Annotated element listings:
####

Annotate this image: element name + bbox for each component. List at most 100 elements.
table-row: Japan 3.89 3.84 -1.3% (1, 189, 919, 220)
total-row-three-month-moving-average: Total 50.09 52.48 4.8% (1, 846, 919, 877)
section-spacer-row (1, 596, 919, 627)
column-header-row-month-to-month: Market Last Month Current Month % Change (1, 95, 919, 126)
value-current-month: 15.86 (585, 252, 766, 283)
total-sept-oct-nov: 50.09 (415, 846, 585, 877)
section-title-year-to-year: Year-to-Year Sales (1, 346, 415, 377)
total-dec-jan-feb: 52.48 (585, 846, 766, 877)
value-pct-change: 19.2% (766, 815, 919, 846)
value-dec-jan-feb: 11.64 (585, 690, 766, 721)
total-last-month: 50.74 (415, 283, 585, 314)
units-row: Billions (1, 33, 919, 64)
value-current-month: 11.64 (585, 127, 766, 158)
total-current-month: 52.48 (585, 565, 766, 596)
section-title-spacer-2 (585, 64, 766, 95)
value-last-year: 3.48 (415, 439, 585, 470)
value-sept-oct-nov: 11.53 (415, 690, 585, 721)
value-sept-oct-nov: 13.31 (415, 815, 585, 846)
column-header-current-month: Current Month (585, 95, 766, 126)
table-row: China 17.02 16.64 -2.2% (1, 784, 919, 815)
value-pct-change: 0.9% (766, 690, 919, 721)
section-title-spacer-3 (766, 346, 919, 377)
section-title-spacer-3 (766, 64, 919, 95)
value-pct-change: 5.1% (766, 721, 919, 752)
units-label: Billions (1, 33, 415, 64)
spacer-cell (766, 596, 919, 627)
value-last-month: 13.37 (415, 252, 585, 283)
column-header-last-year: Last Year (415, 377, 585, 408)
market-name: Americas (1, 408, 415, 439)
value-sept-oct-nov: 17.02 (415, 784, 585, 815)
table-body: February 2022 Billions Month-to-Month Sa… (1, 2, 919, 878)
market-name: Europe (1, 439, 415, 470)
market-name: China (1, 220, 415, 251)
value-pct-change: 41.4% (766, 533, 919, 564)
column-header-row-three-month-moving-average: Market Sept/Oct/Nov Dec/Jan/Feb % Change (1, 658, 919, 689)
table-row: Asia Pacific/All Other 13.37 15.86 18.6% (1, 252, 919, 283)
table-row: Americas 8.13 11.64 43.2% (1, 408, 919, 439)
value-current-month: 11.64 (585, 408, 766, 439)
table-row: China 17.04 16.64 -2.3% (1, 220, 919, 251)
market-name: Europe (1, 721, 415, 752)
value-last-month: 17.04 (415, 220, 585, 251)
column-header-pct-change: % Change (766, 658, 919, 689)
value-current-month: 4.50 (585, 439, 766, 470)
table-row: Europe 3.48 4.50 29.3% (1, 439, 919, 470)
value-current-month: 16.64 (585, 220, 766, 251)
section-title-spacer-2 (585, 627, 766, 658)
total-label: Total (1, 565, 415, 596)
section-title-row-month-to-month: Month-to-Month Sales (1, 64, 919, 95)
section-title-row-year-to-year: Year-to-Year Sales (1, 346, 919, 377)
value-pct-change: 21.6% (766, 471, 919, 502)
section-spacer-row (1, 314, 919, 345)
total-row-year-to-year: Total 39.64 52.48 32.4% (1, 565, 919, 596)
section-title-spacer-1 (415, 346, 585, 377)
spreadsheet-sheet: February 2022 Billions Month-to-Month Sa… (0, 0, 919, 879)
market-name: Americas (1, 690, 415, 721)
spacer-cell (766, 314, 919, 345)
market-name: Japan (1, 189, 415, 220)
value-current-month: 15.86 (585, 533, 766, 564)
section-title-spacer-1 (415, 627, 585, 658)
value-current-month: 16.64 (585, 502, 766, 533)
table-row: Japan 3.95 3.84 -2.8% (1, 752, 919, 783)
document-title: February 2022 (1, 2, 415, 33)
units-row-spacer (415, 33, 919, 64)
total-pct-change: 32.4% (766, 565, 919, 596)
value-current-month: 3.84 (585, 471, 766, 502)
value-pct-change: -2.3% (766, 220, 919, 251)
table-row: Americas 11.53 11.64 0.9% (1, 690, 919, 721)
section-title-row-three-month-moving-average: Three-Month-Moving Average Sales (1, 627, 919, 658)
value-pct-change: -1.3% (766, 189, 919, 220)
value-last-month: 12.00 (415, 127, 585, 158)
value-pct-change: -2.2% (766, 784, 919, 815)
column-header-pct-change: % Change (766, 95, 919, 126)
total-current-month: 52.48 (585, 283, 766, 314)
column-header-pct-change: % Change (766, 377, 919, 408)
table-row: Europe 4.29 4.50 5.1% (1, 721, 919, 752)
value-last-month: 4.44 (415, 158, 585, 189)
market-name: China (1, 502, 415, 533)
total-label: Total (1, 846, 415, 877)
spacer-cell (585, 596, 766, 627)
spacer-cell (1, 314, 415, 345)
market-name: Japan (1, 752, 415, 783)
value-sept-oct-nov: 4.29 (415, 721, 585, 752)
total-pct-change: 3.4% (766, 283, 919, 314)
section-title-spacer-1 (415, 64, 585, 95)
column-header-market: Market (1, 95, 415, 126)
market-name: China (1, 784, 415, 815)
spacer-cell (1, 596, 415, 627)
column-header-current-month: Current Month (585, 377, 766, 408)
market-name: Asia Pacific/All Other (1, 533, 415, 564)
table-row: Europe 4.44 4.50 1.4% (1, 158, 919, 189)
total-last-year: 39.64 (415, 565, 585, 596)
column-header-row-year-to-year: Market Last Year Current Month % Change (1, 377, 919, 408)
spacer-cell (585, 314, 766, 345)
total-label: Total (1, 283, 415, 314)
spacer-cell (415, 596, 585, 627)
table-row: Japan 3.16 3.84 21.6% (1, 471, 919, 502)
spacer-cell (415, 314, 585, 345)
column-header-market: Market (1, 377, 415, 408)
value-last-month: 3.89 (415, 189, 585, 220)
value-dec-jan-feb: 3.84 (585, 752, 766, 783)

####

Task description: Copy the data above line for line, changing nothing.

Solution to this task:
Annotate this image: element name + bbox for each component. List at most 100 elements.
table-row: Japan 3.89 3.84 -1.3% (1, 189, 919, 220)
total-row-three-month-moving-average: Total 50.09 52.48 4.8% (1, 846, 919, 877)
section-spacer-row (1, 596, 919, 627)
column-header-row-month-to-month: Market Last Month Current Month % Change (1, 95, 919, 126)
value-current-month: 15.86 (585, 252, 766, 283)
total-sept-oct-nov: 50.09 (415, 846, 585, 877)
section-title-year-to-year: Year-to-Year Sales (1, 346, 415, 377)
total-dec-jan-feb: 52.48 (585, 846, 766, 877)
value-pct-change: 19.2% (766, 815, 919, 846)
value-dec-jan-feb: 11.64 (585, 690, 766, 721)
total-last-month: 50.74 (415, 283, 585, 314)
units-row: Billions (1, 33, 919, 64)
value-current-month: 11.64 (585, 127, 766, 158)
total-current-month: 52.48 (585, 565, 766, 596)
section-title-spacer-2 (585, 64, 766, 95)
value-last-year: 3.48 (415, 439, 585, 470)
value-sept-oct-nov: 11.53 (415, 690, 585, 721)
value-sept-oct-nov: 13.31 (415, 815, 585, 846)
column-header-current-month: Current Month (585, 95, 766, 126)
table-row: China 17.02 16.64 -2.2% (1, 784, 919, 815)
value-pct-change: 0.9% (766, 690, 919, 721)
section-title-spacer-3 (766, 346, 919, 377)
section-title-spacer-3 (766, 64, 919, 95)
value-pct-change: 5.1% (766, 721, 919, 752)
units-label: Billions (1, 33, 415, 64)
spacer-cell (766, 596, 919, 627)
value-last-month: 13.37 (415, 252, 585, 283)
column-header-last-year: Last Year (415, 377, 585, 408)
market-name: Americas (1, 408, 415, 439)
value-sept-oct-nov: 17.02 (415, 784, 585, 815)
table-body: February 2022 Billions Month-to-Month Sa… (1, 2, 919, 878)
market-name: Europe (1, 439, 415, 470)
market-name: China (1, 220, 415, 251)
value-pct-change: 41.4% (766, 533, 919, 564)
column-header-row-three-month-moving-average: Market Sept/Oct/Nov Dec/Jan/Feb % Change (1, 658, 919, 689)
table-row: Asia Pacific/All Other 13.37 15.86 18.6% (1, 252, 919, 283)
table-row: Americas 8.13 11.64 43.2% (1, 408, 919, 439)
value-current-month: 11.64 (585, 408, 766, 439)
table-row: China 17.04 16.64 -2.3% (1, 220, 919, 251)
market-name: Europe (1, 721, 415, 752)
value-last-month: 17.04 (415, 220, 585, 251)
column-header-pct-change: % Change (766, 658, 919, 689)
value-current-month: 4.50 (585, 439, 766, 470)
table-row: Europe 3.48 4.50 29.3% (1, 439, 919, 470)
value-current-month: 16.64 (585, 220, 766, 251)
section-title-spacer-2 (585, 627, 766, 658)
total-label: Total (1, 565, 415, 596)
section-title-row-month-to-month: Month-to-Month Sales (1, 64, 919, 95)
section-title-row-year-to-year: Year-to-Year Sales (1, 346, 919, 377)
value-pct-change: 21.6% (766, 471, 919, 502)
section-spacer-row (1, 314, 919, 345)
total-row-year-to-year: Total 39.64 52.48 32.4% (1, 565, 919, 596)
section-title-spacer-1 (415, 346, 585, 377)
spreadsheet-sheet: February 2022 Billions Month-to-Month Sa… (0, 0, 919, 879)
market-name: Americas (1, 690, 415, 721)
spacer-cell (766, 314, 919, 345)
market-name: Japan (1, 189, 415, 220)
value-current-month: 15.86 (585, 533, 766, 564)
section-title-spacer-1 (415, 627, 585, 658)
value-current-month: 16.64 (585, 502, 766, 533)
table-row: Japan 3.95 3.84 -2.8% (1, 752, 919, 783)
document-title: February 2022 (1, 2, 415, 33)
units-row-spacer (415, 33, 919, 64)
total-pct-change: 32.4% (766, 565, 919, 596)
value-current-month: 3.84 (585, 471, 766, 502)
value-pct-change: -2.3% (766, 220, 919, 251)
table-row: Americas 11.53 11.64 0.9% (1, 690, 919, 721)
section-title-row-three-month-moving-average: Three-Month-Moving Average Sales (1, 627, 919, 658)
value-pct-change: -1.3% (766, 189, 919, 220)
value-last-month: 12.00 (415, 127, 585, 158)
value-pct-change: -2.2% (766, 784, 919, 815)
column-header-pct-change: % Change (766, 95, 919, 126)
total-current-month: 52.48 (585, 283, 766, 314)
column-header-pct-change: % Change (766, 377, 919, 408)
table-row: Europe 4.29 4.50 5.1% (1, 721, 919, 752)
value-last-month: 4.44 (415, 158, 585, 189)
market-name: China (1, 502, 415, 533)
total-label: Total (1, 846, 415, 877)
spacer-cell (585, 596, 766, 627)
spacer-cell (1, 314, 415, 345)
market-name: Japan (1, 752, 415, 783)
value-sept-oct-nov: 4.29 (415, 721, 585, 752)
total-pct-change: 3.4% (766, 283, 919, 314)
section-title-spacer-1 (415, 64, 585, 95)
column-header-market: Market (1, 95, 415, 126)
market-name: China (1, 784, 415, 815)
spacer-cell (1, 596, 415, 627)
column-header-current-month: Current Month (585, 377, 766, 408)
market-name: Asia Pacific/All Other (1, 533, 415, 564)
table-row: Europe 4.44 4.50 1.4% (1, 158, 919, 189)
total-last-year: 39.64 (415, 565, 585, 596)
column-header-row-year-to-year: Market Last Year Current Month % Change (1, 377, 919, 408)
spacer-cell (585, 314, 766, 345)
total-label: Total (1, 283, 415, 314)
spacer-cell (415, 596, 585, 627)
table-row: Japan 3.16 3.84 21.6% (1, 471, 919, 502)
spacer-cell (415, 314, 585, 345)
column-header-market: Market (1, 377, 415, 408)
value-last-month: 3.89 (415, 189, 585, 220)
value-dec-jan-feb: 3.84 (585, 752, 766, 783)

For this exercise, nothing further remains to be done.